**Request**. Work out the number of lines in the listing that include the string "opinion". Reply with that number alone.

**Records to use**.
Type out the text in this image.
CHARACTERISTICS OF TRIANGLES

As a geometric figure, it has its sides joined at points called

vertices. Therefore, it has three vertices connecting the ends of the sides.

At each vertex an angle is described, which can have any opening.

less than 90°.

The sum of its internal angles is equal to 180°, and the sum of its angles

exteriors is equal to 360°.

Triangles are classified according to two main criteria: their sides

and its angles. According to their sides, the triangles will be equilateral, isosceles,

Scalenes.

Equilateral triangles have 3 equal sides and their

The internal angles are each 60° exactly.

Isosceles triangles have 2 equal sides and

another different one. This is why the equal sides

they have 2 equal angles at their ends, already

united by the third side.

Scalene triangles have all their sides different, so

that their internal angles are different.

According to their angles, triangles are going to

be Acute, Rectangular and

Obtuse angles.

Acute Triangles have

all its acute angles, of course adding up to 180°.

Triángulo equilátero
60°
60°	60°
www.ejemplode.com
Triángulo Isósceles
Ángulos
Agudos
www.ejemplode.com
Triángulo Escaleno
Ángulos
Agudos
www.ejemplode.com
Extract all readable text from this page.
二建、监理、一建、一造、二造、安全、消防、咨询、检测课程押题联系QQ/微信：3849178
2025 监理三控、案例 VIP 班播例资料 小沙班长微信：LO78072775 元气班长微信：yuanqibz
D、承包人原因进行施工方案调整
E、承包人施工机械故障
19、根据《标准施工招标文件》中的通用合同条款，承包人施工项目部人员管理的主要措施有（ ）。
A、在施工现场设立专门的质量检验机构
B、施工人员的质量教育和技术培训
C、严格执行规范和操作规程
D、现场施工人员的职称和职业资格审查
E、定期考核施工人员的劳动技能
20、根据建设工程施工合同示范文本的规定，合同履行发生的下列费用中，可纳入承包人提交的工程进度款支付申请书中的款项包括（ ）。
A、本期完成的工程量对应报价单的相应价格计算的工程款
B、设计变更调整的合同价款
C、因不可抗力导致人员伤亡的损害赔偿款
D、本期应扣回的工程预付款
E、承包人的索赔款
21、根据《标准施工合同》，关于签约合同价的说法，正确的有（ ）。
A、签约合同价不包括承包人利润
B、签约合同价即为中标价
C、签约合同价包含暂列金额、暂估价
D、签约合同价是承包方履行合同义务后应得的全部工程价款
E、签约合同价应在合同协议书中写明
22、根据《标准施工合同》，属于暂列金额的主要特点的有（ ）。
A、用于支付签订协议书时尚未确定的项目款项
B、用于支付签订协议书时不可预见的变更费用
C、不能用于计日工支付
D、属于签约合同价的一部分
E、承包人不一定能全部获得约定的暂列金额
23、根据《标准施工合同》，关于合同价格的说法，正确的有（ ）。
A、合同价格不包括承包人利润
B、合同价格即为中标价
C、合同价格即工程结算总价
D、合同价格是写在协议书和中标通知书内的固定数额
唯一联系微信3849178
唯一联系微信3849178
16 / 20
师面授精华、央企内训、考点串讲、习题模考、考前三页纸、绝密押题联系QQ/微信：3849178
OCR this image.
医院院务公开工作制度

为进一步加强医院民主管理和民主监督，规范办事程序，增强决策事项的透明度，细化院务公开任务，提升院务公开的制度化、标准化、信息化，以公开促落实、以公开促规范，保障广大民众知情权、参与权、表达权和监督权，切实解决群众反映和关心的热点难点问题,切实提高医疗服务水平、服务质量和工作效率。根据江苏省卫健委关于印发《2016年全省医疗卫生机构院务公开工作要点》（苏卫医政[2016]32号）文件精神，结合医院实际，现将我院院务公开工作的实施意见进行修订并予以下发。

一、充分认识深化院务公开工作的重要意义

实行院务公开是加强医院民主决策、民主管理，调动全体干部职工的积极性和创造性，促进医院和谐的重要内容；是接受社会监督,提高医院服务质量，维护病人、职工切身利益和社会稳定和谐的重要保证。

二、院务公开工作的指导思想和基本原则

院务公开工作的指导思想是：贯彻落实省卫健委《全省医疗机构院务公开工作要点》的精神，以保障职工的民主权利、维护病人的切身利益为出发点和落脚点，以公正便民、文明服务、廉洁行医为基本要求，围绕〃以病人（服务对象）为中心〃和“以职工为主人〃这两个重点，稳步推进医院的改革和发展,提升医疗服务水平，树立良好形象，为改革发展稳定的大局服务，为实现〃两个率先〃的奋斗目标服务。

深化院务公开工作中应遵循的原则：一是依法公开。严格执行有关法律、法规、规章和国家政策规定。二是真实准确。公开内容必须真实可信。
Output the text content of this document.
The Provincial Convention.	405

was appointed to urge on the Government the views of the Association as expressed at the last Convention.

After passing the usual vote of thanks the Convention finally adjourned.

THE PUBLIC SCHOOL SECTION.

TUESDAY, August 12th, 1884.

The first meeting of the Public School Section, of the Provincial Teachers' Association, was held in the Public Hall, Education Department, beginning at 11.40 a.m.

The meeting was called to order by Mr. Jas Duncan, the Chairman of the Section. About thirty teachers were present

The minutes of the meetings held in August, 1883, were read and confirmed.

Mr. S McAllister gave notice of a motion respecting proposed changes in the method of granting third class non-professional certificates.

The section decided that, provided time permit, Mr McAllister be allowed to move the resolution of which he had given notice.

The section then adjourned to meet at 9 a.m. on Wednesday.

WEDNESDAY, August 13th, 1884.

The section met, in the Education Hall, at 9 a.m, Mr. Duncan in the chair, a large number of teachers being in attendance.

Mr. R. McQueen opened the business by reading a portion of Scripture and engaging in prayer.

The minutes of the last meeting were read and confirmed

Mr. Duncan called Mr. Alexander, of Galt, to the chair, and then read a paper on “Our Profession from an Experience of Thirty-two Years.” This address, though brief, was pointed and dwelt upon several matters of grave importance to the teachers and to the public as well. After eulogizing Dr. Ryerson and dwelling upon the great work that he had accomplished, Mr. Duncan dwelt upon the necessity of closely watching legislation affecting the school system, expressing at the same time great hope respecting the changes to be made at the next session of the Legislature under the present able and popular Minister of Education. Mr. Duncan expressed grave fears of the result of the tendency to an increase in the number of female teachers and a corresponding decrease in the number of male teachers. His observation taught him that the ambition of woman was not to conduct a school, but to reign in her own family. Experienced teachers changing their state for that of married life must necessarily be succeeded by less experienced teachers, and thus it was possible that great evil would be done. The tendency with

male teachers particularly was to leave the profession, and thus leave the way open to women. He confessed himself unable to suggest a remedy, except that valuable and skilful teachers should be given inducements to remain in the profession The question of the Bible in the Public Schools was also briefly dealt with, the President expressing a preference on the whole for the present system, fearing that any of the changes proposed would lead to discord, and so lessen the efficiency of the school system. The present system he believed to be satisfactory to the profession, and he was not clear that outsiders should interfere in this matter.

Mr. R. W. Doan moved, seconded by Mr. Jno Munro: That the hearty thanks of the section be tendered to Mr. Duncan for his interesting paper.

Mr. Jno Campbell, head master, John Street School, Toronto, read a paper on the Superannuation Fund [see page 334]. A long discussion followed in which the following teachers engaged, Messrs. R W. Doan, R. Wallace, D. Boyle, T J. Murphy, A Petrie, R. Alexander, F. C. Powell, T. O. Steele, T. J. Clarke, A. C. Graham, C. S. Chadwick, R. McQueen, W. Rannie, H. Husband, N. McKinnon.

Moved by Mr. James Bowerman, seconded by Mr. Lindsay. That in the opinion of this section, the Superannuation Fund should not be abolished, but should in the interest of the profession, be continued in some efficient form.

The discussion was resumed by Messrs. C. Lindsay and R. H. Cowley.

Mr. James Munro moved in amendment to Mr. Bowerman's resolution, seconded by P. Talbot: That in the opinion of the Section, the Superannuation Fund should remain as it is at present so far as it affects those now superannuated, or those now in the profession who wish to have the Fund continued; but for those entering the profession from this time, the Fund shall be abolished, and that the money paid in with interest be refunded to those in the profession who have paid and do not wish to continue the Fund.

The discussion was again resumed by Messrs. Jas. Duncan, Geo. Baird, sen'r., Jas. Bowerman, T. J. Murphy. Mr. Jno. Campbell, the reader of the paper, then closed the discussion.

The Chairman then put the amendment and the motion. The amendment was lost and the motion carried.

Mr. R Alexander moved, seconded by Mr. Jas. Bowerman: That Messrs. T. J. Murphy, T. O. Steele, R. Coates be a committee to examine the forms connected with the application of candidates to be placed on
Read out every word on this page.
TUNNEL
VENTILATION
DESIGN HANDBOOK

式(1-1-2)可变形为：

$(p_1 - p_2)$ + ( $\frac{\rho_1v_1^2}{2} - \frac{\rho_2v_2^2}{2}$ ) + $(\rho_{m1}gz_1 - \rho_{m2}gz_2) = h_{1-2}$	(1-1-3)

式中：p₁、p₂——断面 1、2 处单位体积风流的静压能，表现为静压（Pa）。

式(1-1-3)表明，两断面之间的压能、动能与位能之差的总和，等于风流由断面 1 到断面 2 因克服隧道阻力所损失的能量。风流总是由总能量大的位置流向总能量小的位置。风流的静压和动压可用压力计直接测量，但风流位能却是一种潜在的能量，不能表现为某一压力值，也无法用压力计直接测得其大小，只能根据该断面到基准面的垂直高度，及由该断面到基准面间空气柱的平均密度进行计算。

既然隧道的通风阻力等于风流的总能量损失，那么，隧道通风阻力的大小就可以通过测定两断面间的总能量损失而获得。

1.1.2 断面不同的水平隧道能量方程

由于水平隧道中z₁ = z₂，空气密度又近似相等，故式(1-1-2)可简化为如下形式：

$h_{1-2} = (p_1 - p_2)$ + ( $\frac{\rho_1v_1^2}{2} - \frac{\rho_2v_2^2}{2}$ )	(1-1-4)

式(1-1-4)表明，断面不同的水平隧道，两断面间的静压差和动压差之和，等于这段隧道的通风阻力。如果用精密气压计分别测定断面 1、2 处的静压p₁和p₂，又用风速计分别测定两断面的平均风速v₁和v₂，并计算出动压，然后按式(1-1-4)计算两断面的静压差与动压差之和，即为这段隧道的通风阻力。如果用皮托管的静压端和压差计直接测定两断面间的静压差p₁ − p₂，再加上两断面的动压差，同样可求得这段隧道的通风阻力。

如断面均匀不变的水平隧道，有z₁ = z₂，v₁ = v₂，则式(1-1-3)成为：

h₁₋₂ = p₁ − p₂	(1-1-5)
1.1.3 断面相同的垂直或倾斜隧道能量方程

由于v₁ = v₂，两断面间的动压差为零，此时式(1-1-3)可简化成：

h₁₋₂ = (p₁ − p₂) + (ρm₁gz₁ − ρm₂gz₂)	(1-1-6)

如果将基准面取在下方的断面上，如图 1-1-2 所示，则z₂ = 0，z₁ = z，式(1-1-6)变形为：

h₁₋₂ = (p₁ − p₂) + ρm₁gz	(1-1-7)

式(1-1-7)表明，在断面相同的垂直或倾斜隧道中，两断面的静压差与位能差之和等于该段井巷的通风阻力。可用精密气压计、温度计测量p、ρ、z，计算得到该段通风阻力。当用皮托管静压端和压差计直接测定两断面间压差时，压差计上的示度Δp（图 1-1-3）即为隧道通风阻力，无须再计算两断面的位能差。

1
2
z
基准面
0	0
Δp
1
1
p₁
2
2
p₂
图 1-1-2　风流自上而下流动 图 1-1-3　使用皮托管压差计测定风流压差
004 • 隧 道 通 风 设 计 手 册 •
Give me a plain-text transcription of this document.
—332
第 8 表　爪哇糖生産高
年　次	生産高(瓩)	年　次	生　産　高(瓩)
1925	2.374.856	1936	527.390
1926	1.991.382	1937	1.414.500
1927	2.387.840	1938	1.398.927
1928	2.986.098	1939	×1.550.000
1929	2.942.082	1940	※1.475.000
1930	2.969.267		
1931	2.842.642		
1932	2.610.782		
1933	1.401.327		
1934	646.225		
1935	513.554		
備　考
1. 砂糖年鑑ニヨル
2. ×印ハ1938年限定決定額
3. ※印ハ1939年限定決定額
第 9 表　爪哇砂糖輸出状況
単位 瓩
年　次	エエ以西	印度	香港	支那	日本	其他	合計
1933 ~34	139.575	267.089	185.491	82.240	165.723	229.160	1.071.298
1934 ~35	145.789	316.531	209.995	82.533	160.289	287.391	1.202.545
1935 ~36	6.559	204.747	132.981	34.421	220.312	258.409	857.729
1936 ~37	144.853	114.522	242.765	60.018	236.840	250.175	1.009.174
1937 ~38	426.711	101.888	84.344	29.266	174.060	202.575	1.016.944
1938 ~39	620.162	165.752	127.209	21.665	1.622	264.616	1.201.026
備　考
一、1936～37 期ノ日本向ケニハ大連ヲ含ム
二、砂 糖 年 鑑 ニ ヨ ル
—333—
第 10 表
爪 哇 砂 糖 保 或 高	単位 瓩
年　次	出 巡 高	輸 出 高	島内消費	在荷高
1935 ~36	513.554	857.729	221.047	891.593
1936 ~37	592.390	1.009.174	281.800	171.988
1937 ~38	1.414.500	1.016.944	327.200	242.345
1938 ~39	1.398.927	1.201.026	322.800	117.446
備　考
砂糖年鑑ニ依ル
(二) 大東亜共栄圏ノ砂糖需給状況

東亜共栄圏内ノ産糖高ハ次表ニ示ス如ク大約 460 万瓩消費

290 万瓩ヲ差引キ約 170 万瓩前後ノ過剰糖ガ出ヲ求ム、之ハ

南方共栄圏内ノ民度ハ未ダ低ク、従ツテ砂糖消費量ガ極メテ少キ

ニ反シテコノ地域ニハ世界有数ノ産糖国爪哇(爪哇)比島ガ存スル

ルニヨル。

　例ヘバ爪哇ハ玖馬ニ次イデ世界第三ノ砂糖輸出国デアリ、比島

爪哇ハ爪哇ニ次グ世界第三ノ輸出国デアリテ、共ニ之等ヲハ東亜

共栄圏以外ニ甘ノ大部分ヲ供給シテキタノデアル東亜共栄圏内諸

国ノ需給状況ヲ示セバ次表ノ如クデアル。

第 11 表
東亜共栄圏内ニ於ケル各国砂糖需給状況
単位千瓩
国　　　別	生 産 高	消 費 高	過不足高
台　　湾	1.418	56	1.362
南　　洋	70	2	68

**Reply to the exercise**. 2